(Material to process):
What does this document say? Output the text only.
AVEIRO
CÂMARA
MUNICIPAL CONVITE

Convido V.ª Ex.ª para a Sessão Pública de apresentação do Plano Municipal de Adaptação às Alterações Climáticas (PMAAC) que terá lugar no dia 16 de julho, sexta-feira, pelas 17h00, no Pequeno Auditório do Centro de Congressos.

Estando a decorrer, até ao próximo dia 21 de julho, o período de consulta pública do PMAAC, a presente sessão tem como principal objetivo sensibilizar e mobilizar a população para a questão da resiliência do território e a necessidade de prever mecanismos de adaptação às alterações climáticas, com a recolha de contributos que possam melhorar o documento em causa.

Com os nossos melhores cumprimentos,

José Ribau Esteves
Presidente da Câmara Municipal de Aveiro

(Written task): Go through the material above line by line and copy it exactly.

(Response below):
What does this document say? Output the text only.
AVEIRO
CÂMARA
MUNICIPAL CONVITE

Convido V.ª Ex.ª para a Sessão Pública de apresentação do Plano Municipal de Adaptação às Alterações Climáticas (PMAAC) que terá lugar no dia 16 de julho, sexta-feira, pelas 17h00, no Pequeno Auditório do Centro de Congressos.

Estando a decorrer, até ao próximo dia 21 de julho, o período de consulta pública do PMAAC, a presente sessão tem como principal objetivo sensibilizar e mobilizar a população para a questão da resiliência do território e a necessidade de prever mecanismos de adaptação às alterações climáticas, com a recolha de contributos que possam melhorar o documento em causa.

Com os nossos melhores cumprimentos,

José Ribau Esteves
Presidente da Câmara Municipal de Aveiro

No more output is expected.